## [RECORD EXTRACTS]
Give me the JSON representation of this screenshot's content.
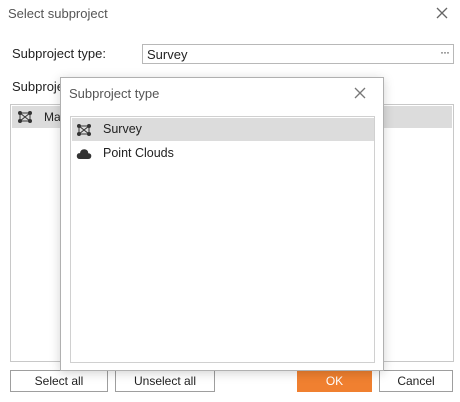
{
  "dialog": {
    "title": "Select subproject",
    "subproject_type_label": "Subproject type:",
    "subproject_type_value": "Survey",
    "browse_glyph": "···",
    "subprojects_label_partial": "Subproje",
    "list": [
      {
        "label_partial": "Ma",
        "icon": "survey-network-icon",
        "selected": true
      }
    ],
    "buttons": {
      "select_all": "Select all",
      "unselect_all": "Unselect all",
      "ok": "OK",
      "cancel": "Cancel"
    }
  },
  "popup": {
    "title": "Subproject type",
    "items": [
      {
        "label": "Survey",
        "icon": "survey-network-icon",
        "selected": true
      },
      {
        "label": "Point Clouds",
        "icon": "cloud-icon",
        "selected": false
      }
    ]
  },
  "colors": {
    "accent": "#f08030",
    "selection": "#dcdcdc"
  }
}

## [EXERCISE DIRECTIONS]
Find the word "title" in the records and pull out each line that has it.

## [RESPONSE TO THIS EXERCISE]
    "title": "Select subproject",
    "title": "Subproject type",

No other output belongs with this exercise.